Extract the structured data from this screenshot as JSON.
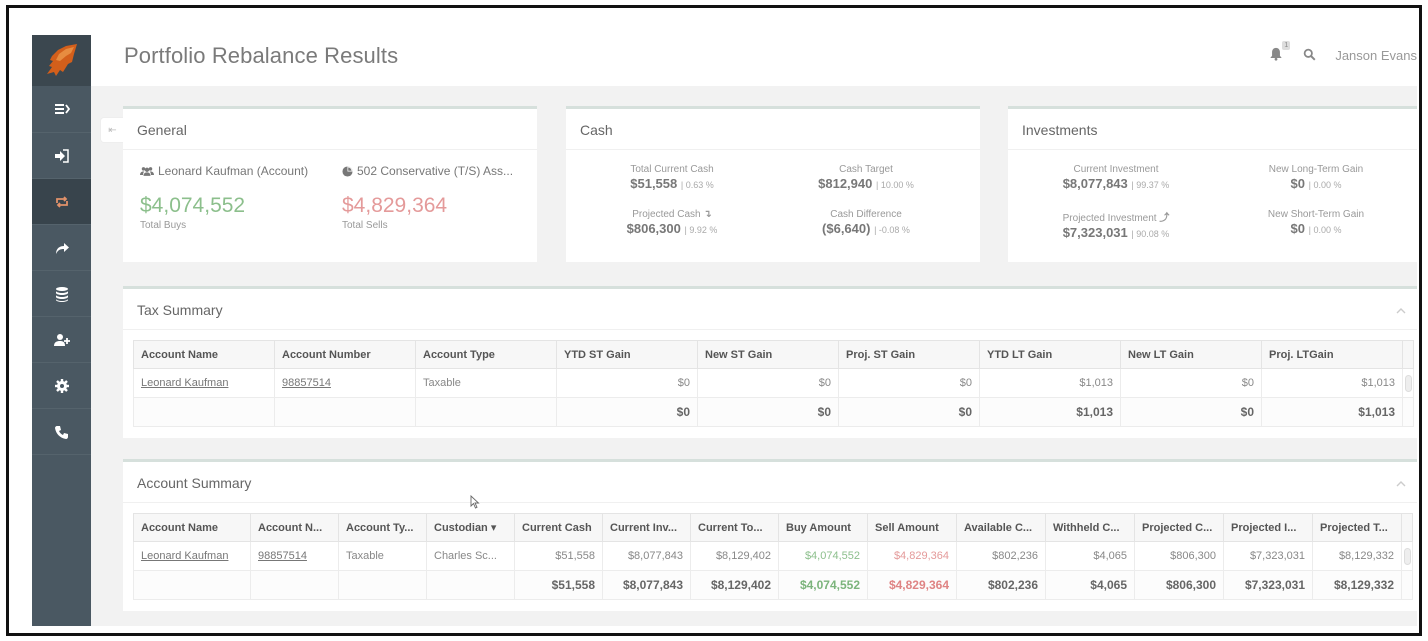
{
  "header": {
    "title": "Portfolio Rebalance Results",
    "notification_count": "1",
    "user_name": "Janson Evans"
  },
  "sidebar": {
    "items": [
      {
        "icon": "menu-expand-icon",
        "label": "Expand menu"
      },
      {
        "icon": "sign-in-icon",
        "label": "Sign in"
      },
      {
        "icon": "rebalance-icon",
        "label": "Rebalance",
        "active": true
      },
      {
        "icon": "share-icon",
        "label": "Share"
      },
      {
        "icon": "database-icon",
        "label": "Database"
      },
      {
        "icon": "add-user-icon",
        "label": "Add user"
      },
      {
        "icon": "gear-icon",
        "label": "Settings"
      },
      {
        "icon": "phone-icon",
        "label": "Contact"
      }
    ]
  },
  "general": {
    "title": "General",
    "account_label": "Leonard Kaufman (Account)",
    "model_label": "502 Conservative (T/S) Ass...",
    "total_buys": "$4,074,552",
    "total_buys_label": "Total Buys",
    "total_sells": "$4,829,364",
    "total_sells_label": "Total Sells"
  },
  "cash": {
    "title": "Cash",
    "metrics": [
      {
        "label": "Total Current Cash",
        "value": "$51,558",
        "pct": "0.63 %"
      },
      {
        "label": "Cash Target",
        "value": "$812,940",
        "pct": "10.00 %"
      },
      {
        "label": "Projected Cash",
        "arrow": "↴",
        "value": "$806,300",
        "pct": "9.92 %"
      },
      {
        "label": "Cash Difference",
        "value": "($6,640)",
        "pct": "-0.08 %"
      }
    ]
  },
  "investments": {
    "title": "Investments",
    "metrics": [
      {
        "label": "Current Investment",
        "value": "$8,077,843",
        "pct": "99.37 %"
      },
      {
        "label": "New Long-Term Gain",
        "value": "$0",
        "pct": "0.00 %"
      },
      {
        "label": "Projected Investment",
        "arrow": "⤴",
        "value": "$7,323,031",
        "pct": "90.08 %"
      },
      {
        "label": "New Short-Term Gain",
        "value": "$0",
        "pct": "0.00 %"
      }
    ]
  },
  "tax_summary": {
    "title": "Tax Summary",
    "columns": [
      "Account Name",
      "Account Number",
      "Account Type",
      "YTD ST Gain",
      "New ST Gain",
      "Proj. ST Gain",
      "YTD LT Gain",
      "New LT Gain",
      "Proj. LTGain"
    ],
    "rows": [
      [
        "Leonard Kaufman",
        "98857514",
        "Taxable",
        "$0",
        "$0",
        "$0",
        "$1,013",
        "$0",
        "$1,013"
      ]
    ],
    "totals": [
      "",
      "",
      "",
      "$0",
      "$0",
      "$0",
      "$1,013",
      "$0",
      "$1,013"
    ]
  },
  "account_summary": {
    "title": "Account Summary",
    "columns": [
      "Account Name",
      "Account N...",
      "Account Ty...",
      "Custodian ▾",
      "Current Cash",
      "Current Inv...",
      "Current To...",
      "Buy Amount",
      "Sell Amount",
      "Available C...",
      "Withheld C...",
      "Projected C...",
      "Projected I...",
      "Projected T..."
    ],
    "rows": [
      [
        "Leonard Kaufman",
        "98857514",
        "Taxable",
        "Charles Sc...",
        "$51,558",
        "$8,077,843",
        "$8,129,402",
        "$4,074,552",
        "$4,829,364",
        "$802,236",
        "$4,065",
        "$806,300",
        "$7,323,031",
        "$8,129,332"
      ]
    ],
    "totals": [
      "",
      "",
      "",
      "",
      "$51,558",
      "$8,077,843",
      "$8,129,402",
      "$4,074,552",
      "$4,829,364",
      "$802,236",
      "$4,065",
      "$806,300",
      "$7,323,031",
      "$8,129,332"
    ]
  },
  "colors": {
    "sidebar": "#4a5862",
    "sidebar_active": "#38444c",
    "buy_green": "#8cbf8c",
    "sell_red": "#e49a9a",
    "card_accent": "#d6e0dc"
  }
}
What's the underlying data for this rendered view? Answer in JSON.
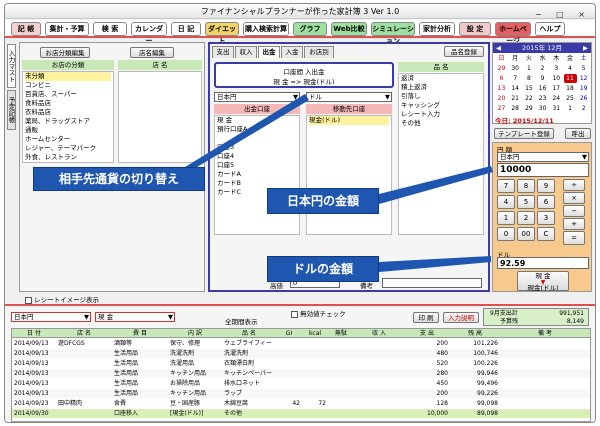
{
  "window": {
    "title": "ファイナンシャルプランナーが作った家計簿 3 Ver 1.0",
    "controls": "− □ ×"
  },
  "menu": [
    {
      "label": "記 帳",
      "bg": "#f6d0d0"
    },
    {
      "label": "集計・予算",
      "bg": "#ffffff"
    },
    {
      "label": "検 索",
      "bg": "#ffffff"
    },
    {
      "label": "カレンダー",
      "bg": "#ffffff"
    },
    {
      "label": "日 記",
      "bg": "#ffffff"
    },
    {
      "label": "ダイエット",
      "bg": "#f4d36a"
    },
    {
      "label": "購入検索計算",
      "bg": "#ffffff"
    },
    {
      "label": "グラフ",
      "bg": "#9ee09e"
    },
    {
      "label": "Web比較",
      "bg": "#9ee09e"
    },
    {
      "label": "シミュレーション",
      "bg": "#9ee09e"
    },
    {
      "label": "家計分析",
      "bg": "#ffffff"
    },
    {
      "label": "設 定",
      "bg": "#f6c9c9"
    },
    {
      "label": "ホームページ",
      "bg": "#e56060"
    },
    {
      "label": "ヘルプ",
      "bg": "#ffffff"
    }
  ],
  "side_tabs": [
    "入力マスト",
    "予定記帳"
  ],
  "shop_panel": {
    "btn_category_edit": "お店分類編集",
    "btn_shop_edit": "店名編集",
    "hdr_category": "お店の分類",
    "hdr_shop": "店 名",
    "categories": [
      "未分類",
      "コンビニ",
      "百貨店、スーパー",
      "食料品店",
      "衣料品店",
      "薬局、ドラッグストア",
      "通販",
      "ホームセンター",
      "レジャー、テーマパーク",
      "外食、レストラン"
    ]
  },
  "entry_panel": {
    "tabs": [
      "支出",
      "収入",
      "出金",
      "入金",
      "お店別"
    ],
    "btn_item_register": "品名登録",
    "box_title": "口座間 入出金",
    "box_desc": "現 金 => 現金(ドル)",
    "from_currency": "日本円",
    "to_currency": "ドル",
    "from_hdr": "出金口座",
    "to_hdr": "移動先口座",
    "from_accounts": [
      "現 金",
      "預行口座A",
      "",
      "口座3",
      "口座4",
      "口座5",
      "カードA",
      "カードB",
      "カードC"
    ],
    "to_accounts": [
      "現金(ドル)"
    ],
    "item_hdr": "品 名",
    "items": [
      "返済",
      "積上返済",
      "引落し",
      "キャッシング",
      "レシート入力",
      "その他"
    ],
    "label_amount": "高値",
    "amount_value": "0",
    "label_note": "備考"
  },
  "calendar": {
    "header": "2015年 12月",
    "weekdays": [
      "日",
      "月",
      "火",
      "水",
      "木",
      "金",
      "土"
    ],
    "weeks": [
      [
        "29",
        "30",
        "1",
        "2",
        "3",
        "4",
        "5"
      ],
      [
        "6",
        "7",
        "8",
        "9",
        "10",
        "11",
        "12"
      ],
      [
        "13",
        "14",
        "15",
        "16",
        "17",
        "18",
        "19"
      ],
      [
        "20",
        "21",
        "22",
        "23",
        "24",
        "25",
        "26"
      ],
      [
        "27",
        "28",
        "29",
        "30",
        "31",
        "1",
        "2"
      ]
    ],
    "today_label": "今日: 2015/12/11"
  },
  "right_panel": {
    "btn_template": "テンプレート登録",
    "btn_call": "呼出",
    "hdr_yen": "円 額",
    "currency": "日本円",
    "yen_value": "10000",
    "keys": [
      [
        "7",
        "8",
        "9"
      ],
      [
        "4",
        "5",
        "6"
      ],
      [
        "1",
        "2",
        "3"
      ],
      [
        "0",
        "00",
        "C"
      ]
    ],
    "ops": [
      "÷",
      "×",
      "−",
      "+",
      "="
    ],
    "label_dollar": "ドル",
    "dollar_value": "92.59",
    "btn_record_top": "現 金",
    "btn_record_bottom": "現金(ドル)"
  },
  "callouts": {
    "toggle": "相手先通貨の切り替え",
    "yen": "日本円の金額",
    "dollar": "ドルの金額"
  },
  "receipt_checkbox": "レシートイメージ表示",
  "bottom": {
    "currency": "日本円",
    "account": "現 金",
    "period": "全期間表示",
    "zero_check": "無効値チェック",
    "btn_print": "印 刷",
    "btn_input_explain": "入力説明",
    "summary_left_1": "9月支出計",
    "summary_right_1": "991,951",
    "summary_left_2": "予算残",
    "summary_right_2": "8,149",
    "columns": [
      "日 付",
      "店 名",
      "費 目",
      "内 訳",
      "品 名",
      "GI",
      "kcal",
      "無駄",
      "収 入",
      "支 出",
      "残 高",
      "備 考"
    ],
    "rows": [
      [
        "2014/09/13",
        "遊DFCGS",
        "酒類等",
        "保守、修理",
        "ウェブライフィー",
        "",
        "",
        "",
        "",
        "200",
        "101,226",
        ""
      ],
      [
        "2014/09/13",
        "",
        "生活用品",
        "洗濯洗剤",
        "洗濯洗剤",
        "",
        "",
        "",
        "",
        "480",
        "100,746",
        ""
      ],
      [
        "2014/09/13",
        "",
        "生活用品",
        "洗濯用品",
        "衣類漂白剤",
        "",
        "",
        "",
        "",
        "520",
        "100,226",
        ""
      ],
      [
        "2014/09/13",
        "",
        "生活用品",
        "キッチン用品",
        "キッチンペーパー",
        "",
        "",
        "",
        "",
        "280",
        "99,946",
        ""
      ],
      [
        "2014/09/13",
        "",
        "生活用品",
        "お掃除用品",
        "排水口ネット",
        "",
        "",
        "",
        "",
        "450",
        "99,496",
        ""
      ],
      [
        "2014/09/13",
        "",
        "生活用品",
        "キッチン用品",
        "ラップ",
        "",
        "",
        "",
        "",
        "200",
        "99,226",
        ""
      ],
      [
        "2014/09/23",
        "田中精肉",
        "食費",
        "豆・国産豚",
        "木綿豆腐",
        "42",
        "72",
        "",
        "",
        "128",
        "99,098",
        ""
      ],
      [
        "2014/09/30",
        "",
        "口座移入",
        "[現金(ドル)]",
        "その他",
        "",
        "",
        "",
        "",
        "10,000",
        "89,098",
        ""
      ]
    ]
  },
  "colors": {
    "accent_red": "#e05050",
    "callout_blue": "#1e56b0",
    "purple_border": "#3a3aa8",
    "green_header": "#c8e8b8",
    "pink_header": "#f5b8b8",
    "orange_panel": "#f7c98c"
  }
}
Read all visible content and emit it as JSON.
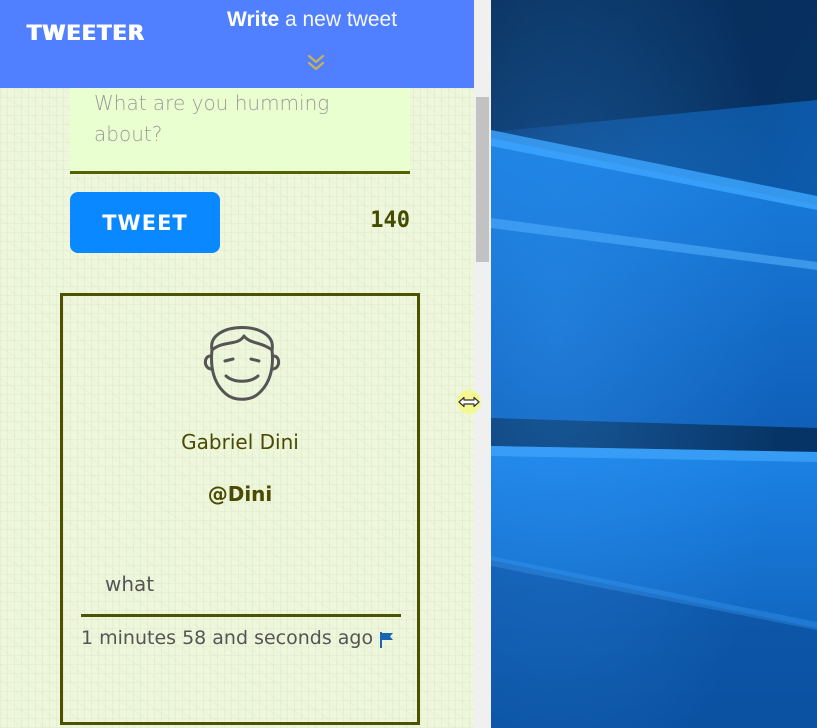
{
  "header": {
    "brand": "TWEETER",
    "compose_strong": "Write",
    "compose_rest": " a new tweet"
  },
  "compose": {
    "placeholder": "What are you humming about?",
    "button_label": "TWEET",
    "char_count": "140"
  },
  "tweet": {
    "author_name": "Gabriel Dini",
    "author_handle": "@Dini",
    "text": "what",
    "timestamp": "1 minutes 58 and seconds ago"
  },
  "icons": {
    "chevron": "double-chevron-down-icon",
    "avatar": "smiling-face-icon",
    "flag": "flag-icon",
    "cursor": "resize-horizontal-icon"
  },
  "colors": {
    "header_bg": "#5080ff",
    "button_bg": "#0a88ff",
    "input_bg": "#eaffcf",
    "border_olive": "#4c5200",
    "count_olive": "#434b00",
    "flag_blue": "#1b63b3"
  }
}
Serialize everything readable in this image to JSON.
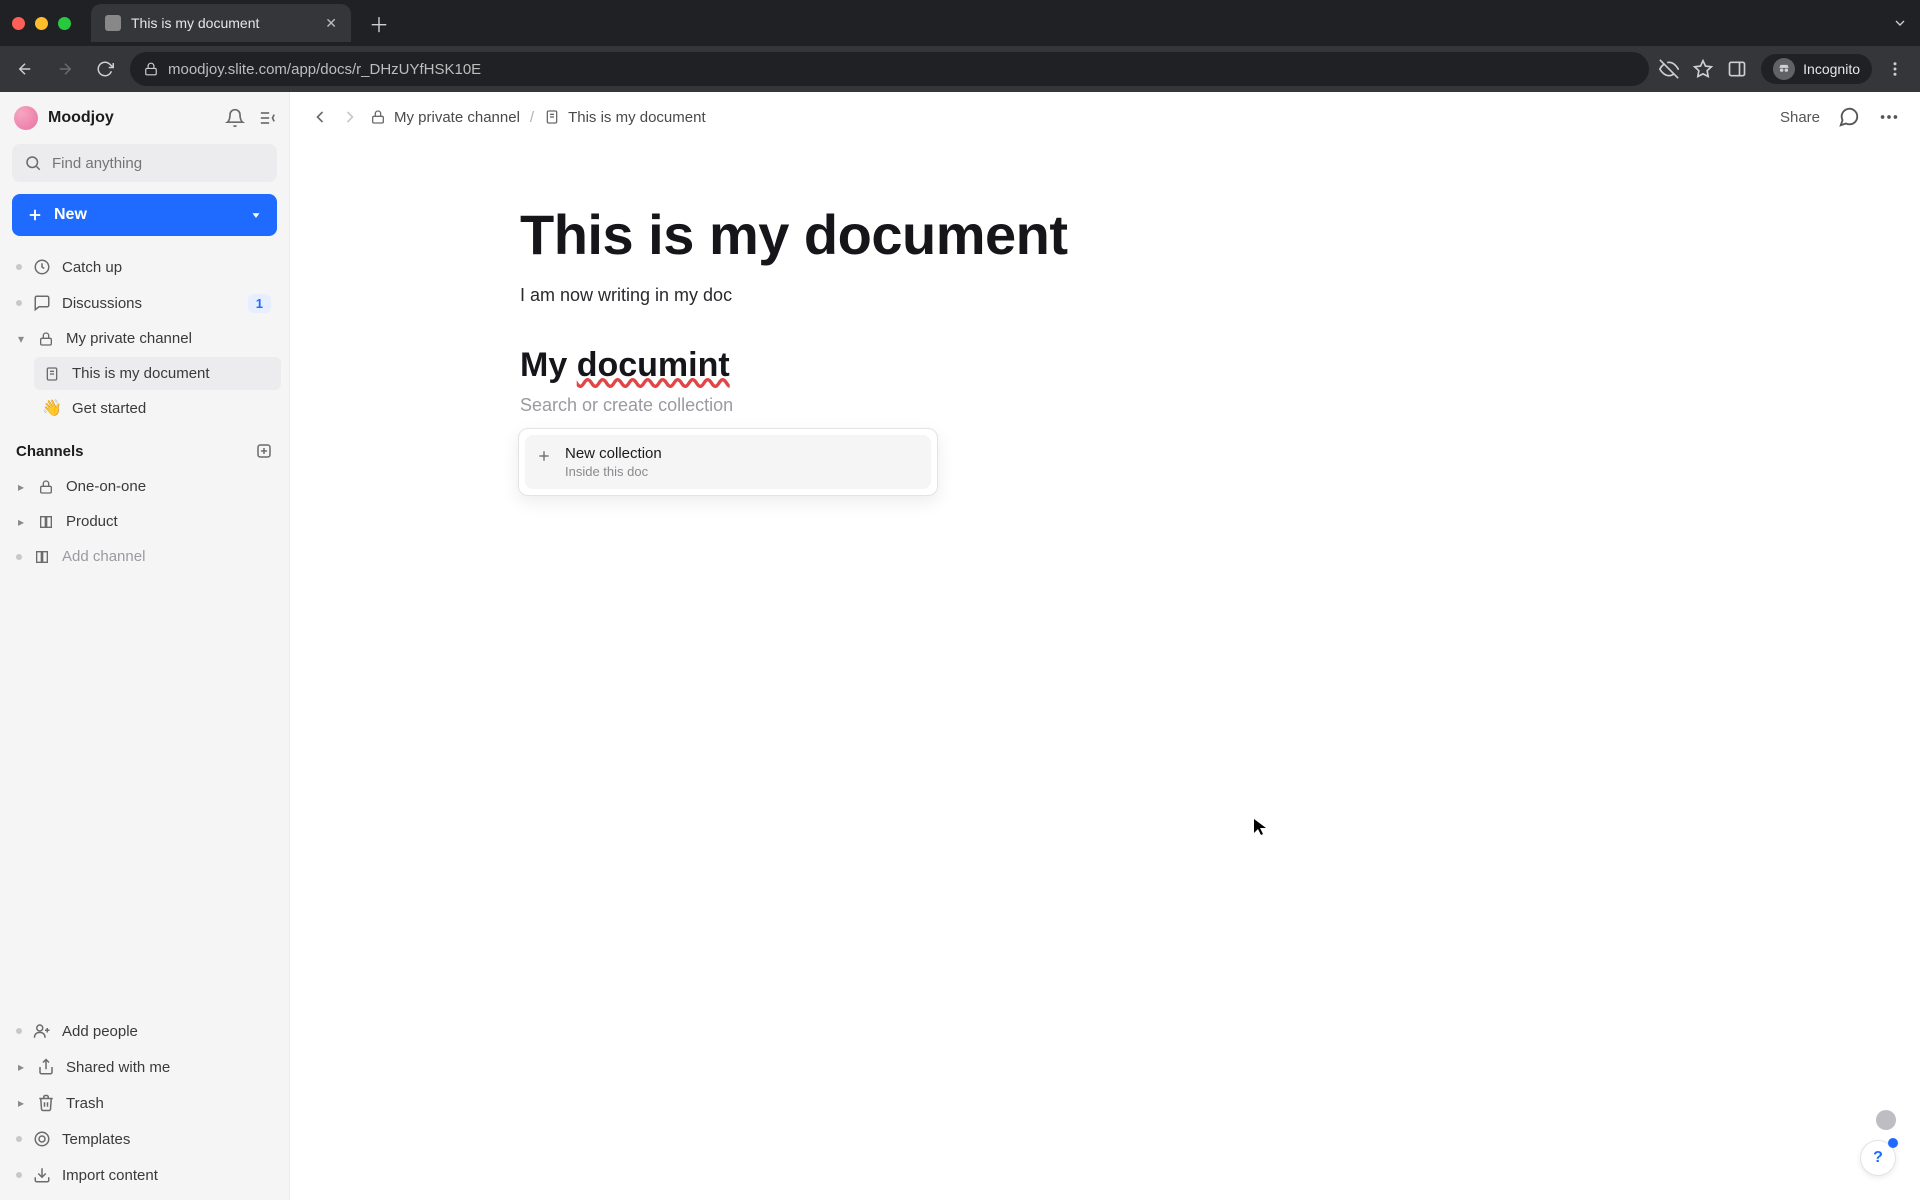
{
  "browser": {
    "tab_title": "This is my document",
    "url": "moodjoy.slite.com/app/docs/r_DHzUYfHSK10E",
    "incognito_label": "Incognito"
  },
  "workspace": {
    "name": "Moodjoy"
  },
  "search": {
    "placeholder": "Find anything"
  },
  "new_button": {
    "label": "New"
  },
  "sidebar": {
    "catch_up": "Catch up",
    "discussions": "Discussions",
    "discussions_badge": "1",
    "private_channel": "My private channel",
    "doc_item": "This is my document",
    "get_started": "Get started",
    "channels_header": "Channels",
    "one_on_one": "One-on-one",
    "product": "Product",
    "add_channel": "Add channel",
    "add_people": "Add people",
    "shared_with_me": "Shared with me",
    "trash": "Trash",
    "templates": "Templates",
    "import_content": "Import content"
  },
  "breadcrumbs": {
    "channel": "My private channel",
    "doc": "This is my document"
  },
  "topbar": {
    "share": "Share"
  },
  "document": {
    "title": "This is my document",
    "body_line": "I am now writing in my doc",
    "heading_prefix": "My ",
    "heading_misspelled": "documint",
    "search_placeholder": "Search or create collection"
  },
  "popover": {
    "title": "New collection",
    "subtitle": "Inside this doc"
  },
  "emoji": {
    "wave": "👋"
  },
  "help": {
    "label": "?"
  }
}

=======

**Given instruction**
Report every line containing the word "content" from the listing above.

**Full response**
Read all visible content and emit it as JSON.
    "import_content": "Import content"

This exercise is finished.